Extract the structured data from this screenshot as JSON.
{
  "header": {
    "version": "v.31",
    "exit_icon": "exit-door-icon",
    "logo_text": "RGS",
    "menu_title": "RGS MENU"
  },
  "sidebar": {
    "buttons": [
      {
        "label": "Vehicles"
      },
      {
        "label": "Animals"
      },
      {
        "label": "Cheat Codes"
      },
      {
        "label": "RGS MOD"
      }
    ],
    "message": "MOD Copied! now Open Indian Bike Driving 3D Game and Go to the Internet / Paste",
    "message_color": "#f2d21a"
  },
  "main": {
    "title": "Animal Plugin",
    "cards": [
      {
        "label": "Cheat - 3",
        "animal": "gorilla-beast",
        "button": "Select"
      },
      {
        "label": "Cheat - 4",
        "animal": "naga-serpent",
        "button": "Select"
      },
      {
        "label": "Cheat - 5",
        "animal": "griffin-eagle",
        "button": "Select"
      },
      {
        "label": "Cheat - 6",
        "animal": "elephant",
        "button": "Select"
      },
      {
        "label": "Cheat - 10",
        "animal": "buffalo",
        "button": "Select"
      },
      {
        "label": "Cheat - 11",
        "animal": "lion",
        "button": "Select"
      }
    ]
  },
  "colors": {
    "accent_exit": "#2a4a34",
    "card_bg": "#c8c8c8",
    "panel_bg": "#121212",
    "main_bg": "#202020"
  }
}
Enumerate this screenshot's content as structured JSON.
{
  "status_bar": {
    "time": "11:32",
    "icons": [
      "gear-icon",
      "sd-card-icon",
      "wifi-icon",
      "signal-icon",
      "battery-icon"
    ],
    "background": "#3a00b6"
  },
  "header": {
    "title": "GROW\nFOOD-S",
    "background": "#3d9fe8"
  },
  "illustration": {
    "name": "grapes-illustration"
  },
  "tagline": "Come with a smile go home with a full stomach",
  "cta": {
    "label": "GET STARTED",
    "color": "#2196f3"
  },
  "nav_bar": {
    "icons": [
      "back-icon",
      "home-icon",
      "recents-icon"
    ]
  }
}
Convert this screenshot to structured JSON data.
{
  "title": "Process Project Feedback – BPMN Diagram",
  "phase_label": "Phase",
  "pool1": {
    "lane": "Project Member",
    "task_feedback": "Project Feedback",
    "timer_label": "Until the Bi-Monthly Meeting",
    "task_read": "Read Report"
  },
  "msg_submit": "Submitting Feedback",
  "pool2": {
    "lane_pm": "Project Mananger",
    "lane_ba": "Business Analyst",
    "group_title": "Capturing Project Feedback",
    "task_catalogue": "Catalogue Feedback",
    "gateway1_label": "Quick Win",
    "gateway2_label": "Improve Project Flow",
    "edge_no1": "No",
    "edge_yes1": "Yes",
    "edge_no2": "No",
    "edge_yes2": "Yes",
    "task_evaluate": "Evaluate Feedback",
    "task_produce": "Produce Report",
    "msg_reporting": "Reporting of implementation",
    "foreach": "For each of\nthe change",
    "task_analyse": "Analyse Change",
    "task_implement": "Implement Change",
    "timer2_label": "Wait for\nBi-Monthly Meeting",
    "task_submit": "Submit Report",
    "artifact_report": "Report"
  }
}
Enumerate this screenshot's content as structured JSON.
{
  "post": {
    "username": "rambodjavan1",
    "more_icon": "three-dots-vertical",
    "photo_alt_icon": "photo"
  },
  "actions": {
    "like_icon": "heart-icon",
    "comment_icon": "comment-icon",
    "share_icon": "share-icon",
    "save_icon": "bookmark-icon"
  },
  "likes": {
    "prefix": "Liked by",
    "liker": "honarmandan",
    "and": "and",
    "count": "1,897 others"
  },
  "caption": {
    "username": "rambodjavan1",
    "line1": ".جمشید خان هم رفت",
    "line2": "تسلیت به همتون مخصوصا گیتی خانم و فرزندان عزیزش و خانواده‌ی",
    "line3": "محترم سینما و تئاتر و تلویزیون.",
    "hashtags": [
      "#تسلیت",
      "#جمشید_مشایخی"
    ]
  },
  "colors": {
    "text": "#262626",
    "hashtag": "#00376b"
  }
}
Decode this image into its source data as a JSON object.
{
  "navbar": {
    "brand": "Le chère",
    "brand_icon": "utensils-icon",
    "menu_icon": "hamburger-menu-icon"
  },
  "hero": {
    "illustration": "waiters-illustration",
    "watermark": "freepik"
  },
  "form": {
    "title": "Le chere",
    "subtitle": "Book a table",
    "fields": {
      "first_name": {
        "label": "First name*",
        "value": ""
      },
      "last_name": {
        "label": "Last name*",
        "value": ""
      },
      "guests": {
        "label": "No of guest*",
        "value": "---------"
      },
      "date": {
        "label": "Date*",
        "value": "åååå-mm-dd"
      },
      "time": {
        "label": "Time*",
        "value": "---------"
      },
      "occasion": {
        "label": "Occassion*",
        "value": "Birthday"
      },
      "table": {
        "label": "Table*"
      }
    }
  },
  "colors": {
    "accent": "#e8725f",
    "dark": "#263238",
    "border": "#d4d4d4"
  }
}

##########

§ Given problem
Report each line of the material above where the word "Feedback" appears.

§ Task response
  "title": "Process Project Feedback – BPMN Diagram",
    "task_feedback": "Project Feedback",
  "msg_submit": "Submitting Feedback",
    "group_title": "Capturing Project Feedback",
    "task_catalogue": "Catalogue Feedback",
    "task_evaluate": "Evaluate Feedback",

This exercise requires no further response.